• Saved entries:

%%

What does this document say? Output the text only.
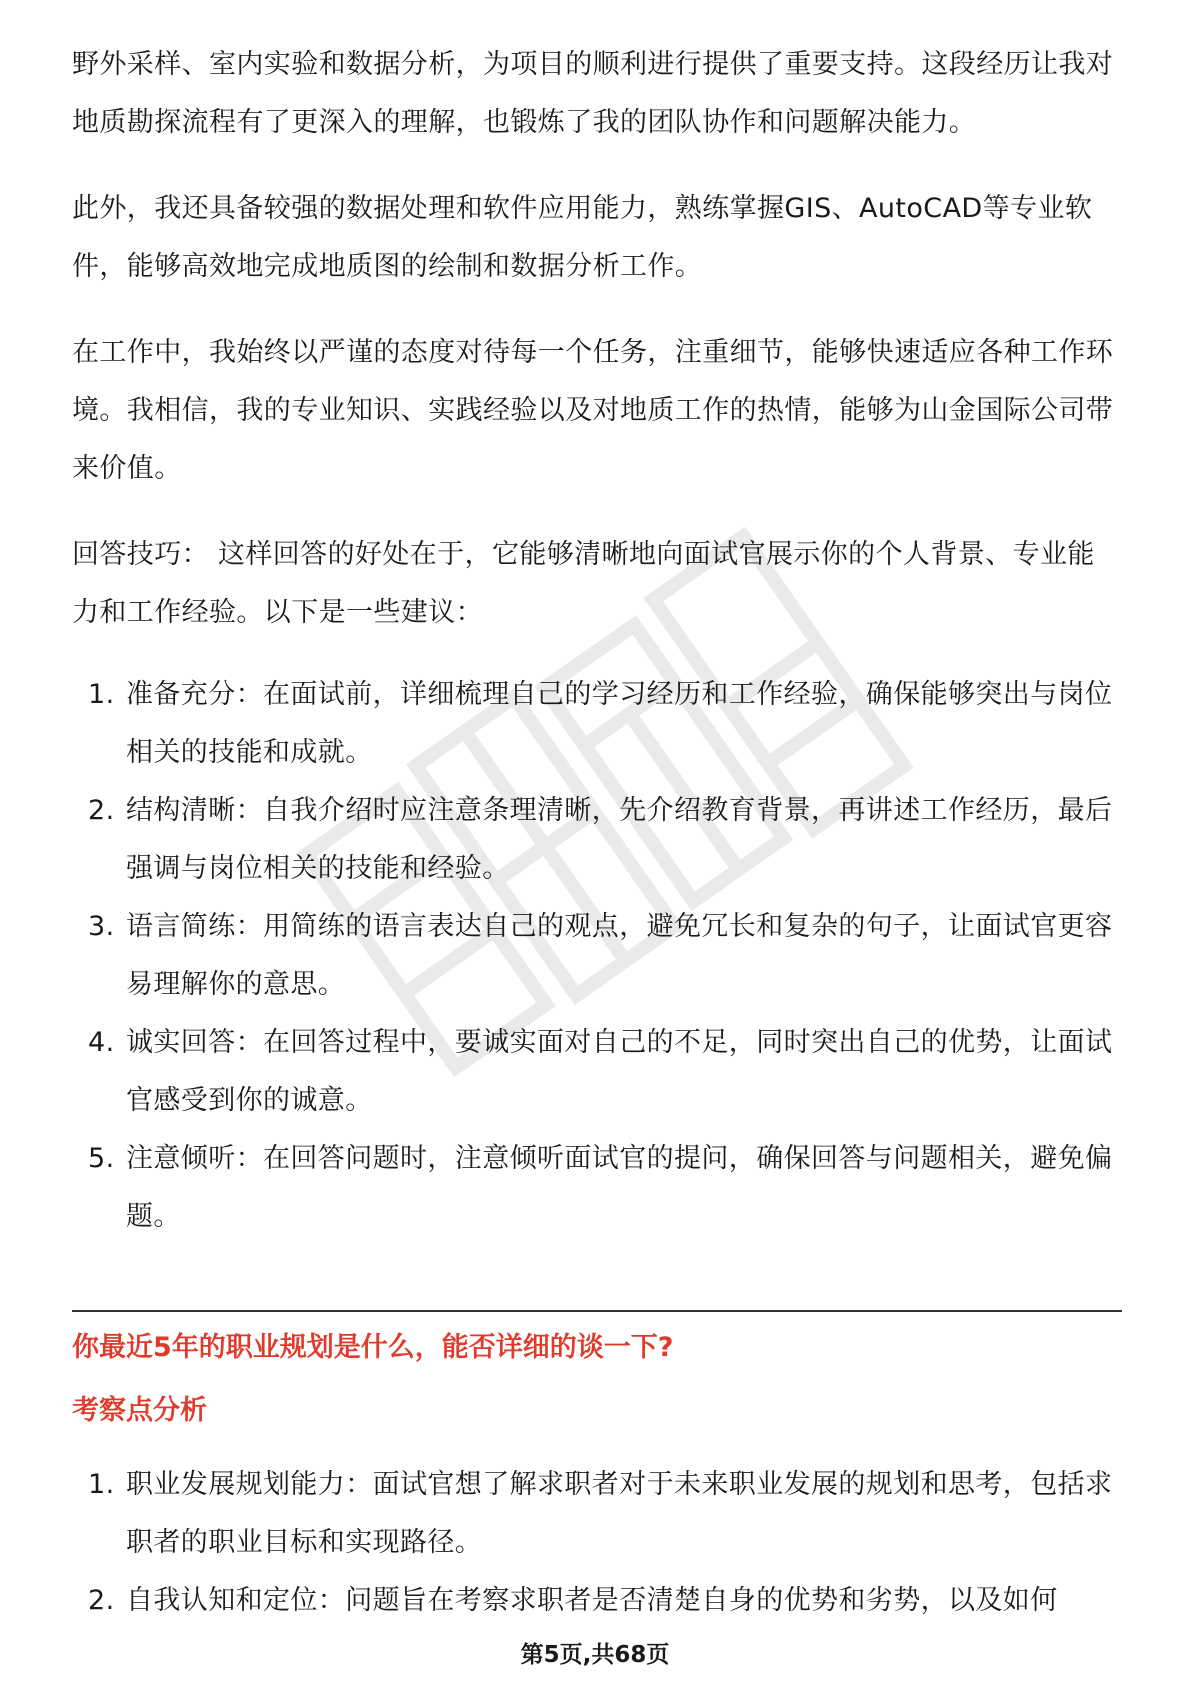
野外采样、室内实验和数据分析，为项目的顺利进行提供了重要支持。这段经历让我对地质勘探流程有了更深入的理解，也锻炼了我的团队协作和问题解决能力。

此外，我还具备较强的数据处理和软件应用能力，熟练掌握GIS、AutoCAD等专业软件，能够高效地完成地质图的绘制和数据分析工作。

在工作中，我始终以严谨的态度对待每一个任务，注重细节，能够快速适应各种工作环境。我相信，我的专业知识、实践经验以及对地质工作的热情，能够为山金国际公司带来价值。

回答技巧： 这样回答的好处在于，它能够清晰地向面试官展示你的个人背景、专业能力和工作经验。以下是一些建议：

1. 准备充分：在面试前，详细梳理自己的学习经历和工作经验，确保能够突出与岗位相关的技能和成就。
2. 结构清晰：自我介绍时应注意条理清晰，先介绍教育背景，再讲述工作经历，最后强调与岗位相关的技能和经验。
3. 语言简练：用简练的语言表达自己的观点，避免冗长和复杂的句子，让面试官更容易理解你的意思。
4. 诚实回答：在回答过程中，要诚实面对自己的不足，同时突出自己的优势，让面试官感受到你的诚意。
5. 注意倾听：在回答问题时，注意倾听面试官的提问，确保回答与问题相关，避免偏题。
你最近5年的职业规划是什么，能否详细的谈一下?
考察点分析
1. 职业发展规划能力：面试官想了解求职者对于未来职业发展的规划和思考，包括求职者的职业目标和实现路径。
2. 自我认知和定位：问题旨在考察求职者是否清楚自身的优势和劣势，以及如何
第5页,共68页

%%
%%

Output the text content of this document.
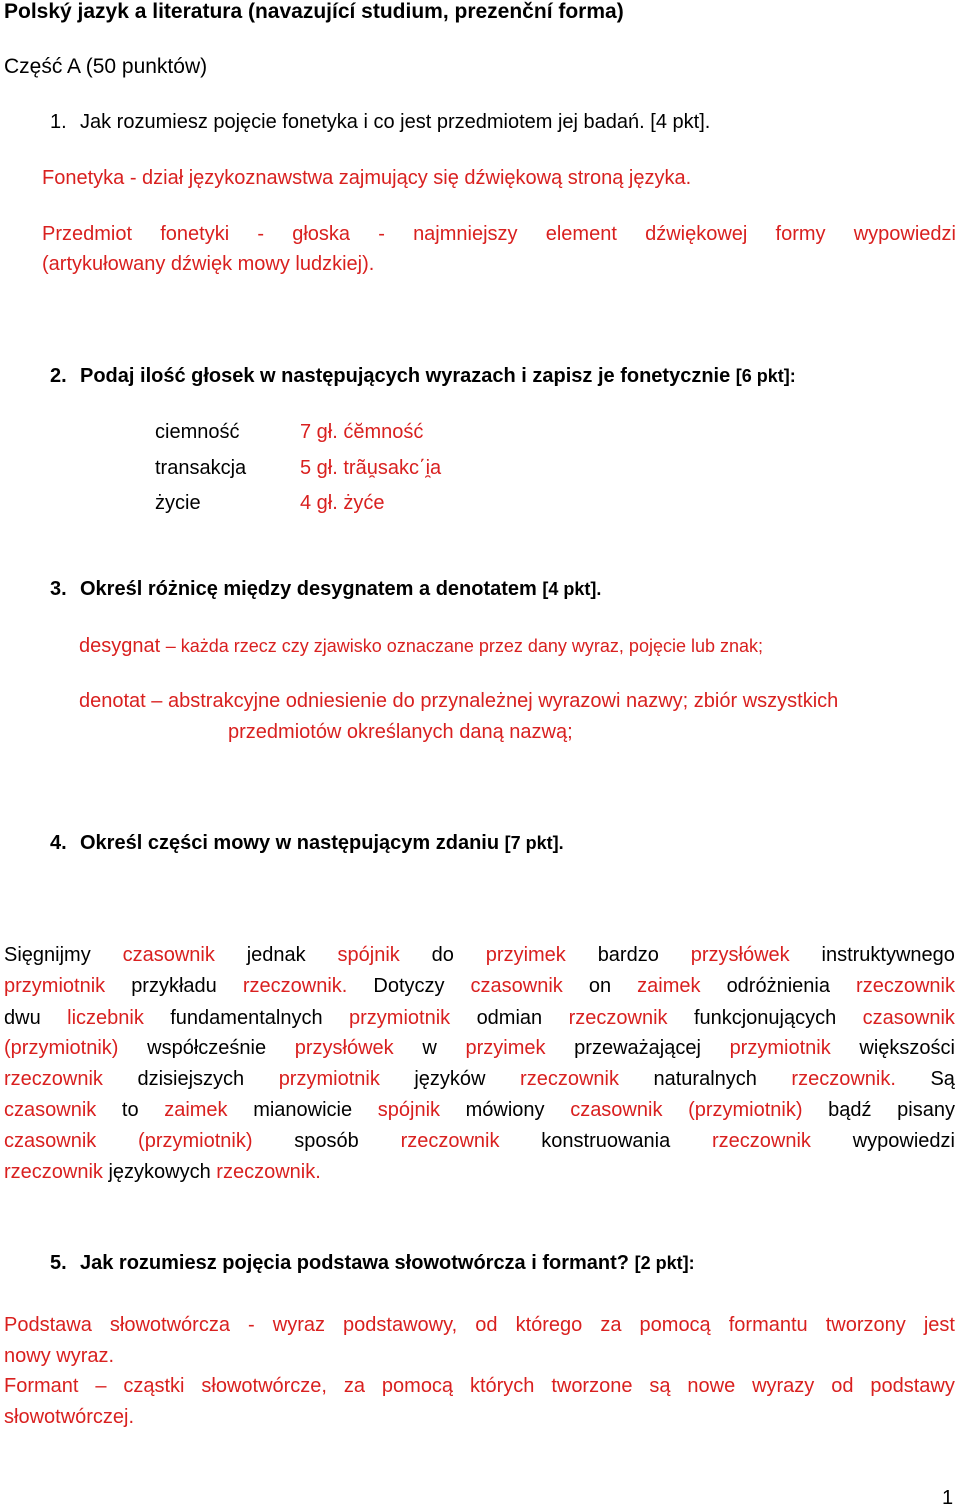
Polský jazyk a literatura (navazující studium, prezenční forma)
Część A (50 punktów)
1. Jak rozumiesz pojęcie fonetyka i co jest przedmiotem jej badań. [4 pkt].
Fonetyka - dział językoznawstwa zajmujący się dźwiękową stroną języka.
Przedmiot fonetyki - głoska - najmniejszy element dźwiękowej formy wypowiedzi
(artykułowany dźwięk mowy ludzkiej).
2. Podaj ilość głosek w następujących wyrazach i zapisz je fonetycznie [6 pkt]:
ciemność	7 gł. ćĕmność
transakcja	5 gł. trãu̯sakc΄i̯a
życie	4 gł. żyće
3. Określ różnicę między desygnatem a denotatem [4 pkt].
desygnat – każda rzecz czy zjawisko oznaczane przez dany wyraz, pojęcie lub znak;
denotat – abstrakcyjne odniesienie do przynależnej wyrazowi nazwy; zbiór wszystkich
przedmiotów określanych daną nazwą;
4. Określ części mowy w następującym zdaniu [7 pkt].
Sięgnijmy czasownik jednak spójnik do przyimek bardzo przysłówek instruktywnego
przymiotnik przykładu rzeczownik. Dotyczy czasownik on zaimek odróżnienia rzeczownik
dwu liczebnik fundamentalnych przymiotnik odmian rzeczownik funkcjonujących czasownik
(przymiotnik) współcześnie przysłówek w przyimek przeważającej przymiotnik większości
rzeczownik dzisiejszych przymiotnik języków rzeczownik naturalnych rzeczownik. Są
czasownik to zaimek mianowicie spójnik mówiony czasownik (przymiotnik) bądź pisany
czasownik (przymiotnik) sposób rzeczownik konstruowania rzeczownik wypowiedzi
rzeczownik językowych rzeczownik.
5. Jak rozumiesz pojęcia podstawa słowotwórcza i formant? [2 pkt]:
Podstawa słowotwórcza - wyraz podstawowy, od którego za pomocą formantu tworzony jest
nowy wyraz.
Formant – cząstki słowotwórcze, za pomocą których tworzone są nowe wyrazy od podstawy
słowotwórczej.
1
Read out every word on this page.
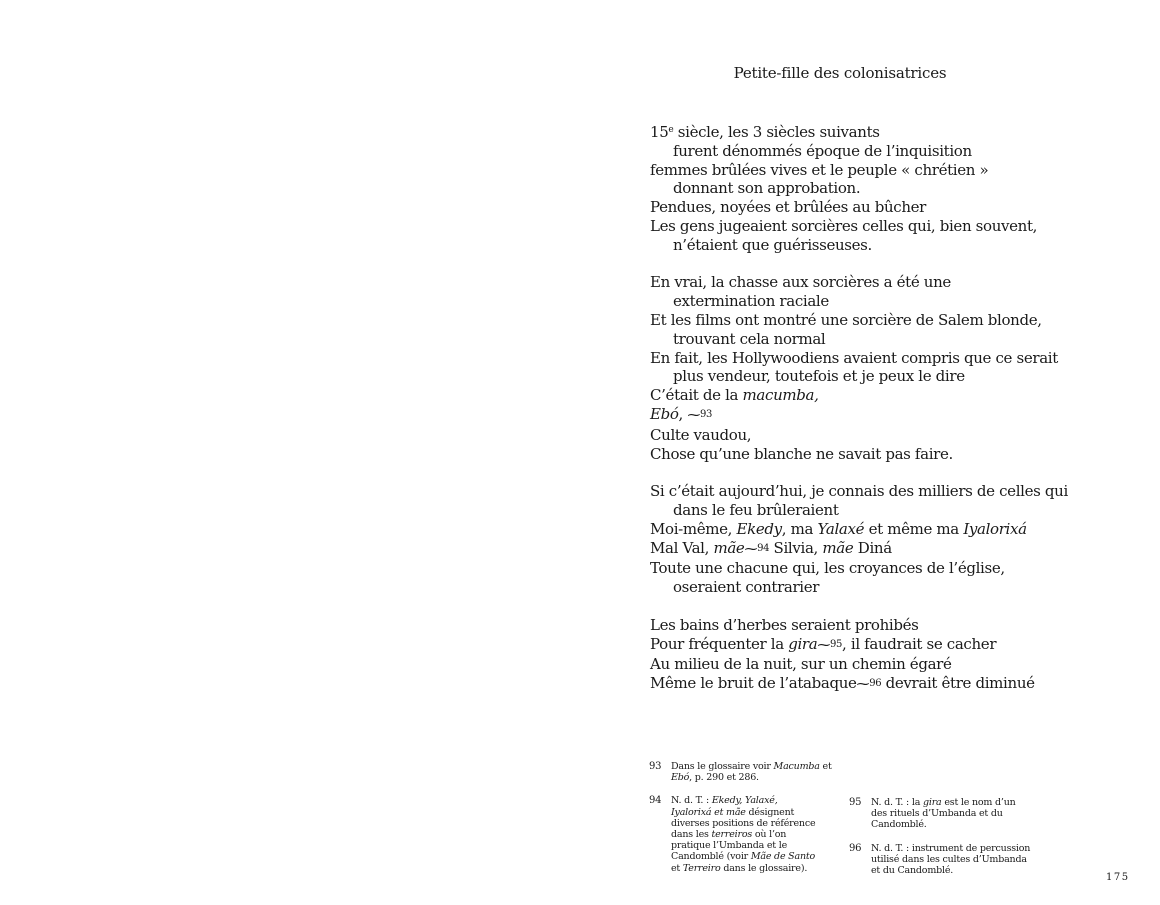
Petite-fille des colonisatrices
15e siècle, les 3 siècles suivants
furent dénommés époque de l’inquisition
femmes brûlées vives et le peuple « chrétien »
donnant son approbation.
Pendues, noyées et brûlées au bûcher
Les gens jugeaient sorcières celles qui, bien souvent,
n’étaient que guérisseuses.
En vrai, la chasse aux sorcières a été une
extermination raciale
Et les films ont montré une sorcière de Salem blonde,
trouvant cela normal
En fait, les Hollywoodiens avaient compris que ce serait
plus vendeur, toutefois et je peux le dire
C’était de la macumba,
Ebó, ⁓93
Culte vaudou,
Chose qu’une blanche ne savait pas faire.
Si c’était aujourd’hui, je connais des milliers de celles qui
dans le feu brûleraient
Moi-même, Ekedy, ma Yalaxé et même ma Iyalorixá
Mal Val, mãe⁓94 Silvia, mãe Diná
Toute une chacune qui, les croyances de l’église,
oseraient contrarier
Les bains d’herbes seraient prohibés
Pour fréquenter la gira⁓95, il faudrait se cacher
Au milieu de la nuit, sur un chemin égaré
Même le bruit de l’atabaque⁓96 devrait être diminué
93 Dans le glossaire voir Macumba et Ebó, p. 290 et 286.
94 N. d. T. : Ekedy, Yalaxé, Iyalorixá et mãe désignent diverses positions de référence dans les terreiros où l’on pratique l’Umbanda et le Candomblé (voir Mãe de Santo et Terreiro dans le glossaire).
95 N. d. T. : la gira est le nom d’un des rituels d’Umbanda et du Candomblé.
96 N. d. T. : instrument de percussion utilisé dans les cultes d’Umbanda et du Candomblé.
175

%%

• WORK TO DO: Copy out every line in the listing where the word "przyimek" appears.

• FINAL ANSWER:
Sięgnijmy czasownik jednak spójnik do przyimek bardzo przysłówek instruktywnego
(przymiotnik) współcześnie przysłówek w przyimek przeważającej przymiotnik większości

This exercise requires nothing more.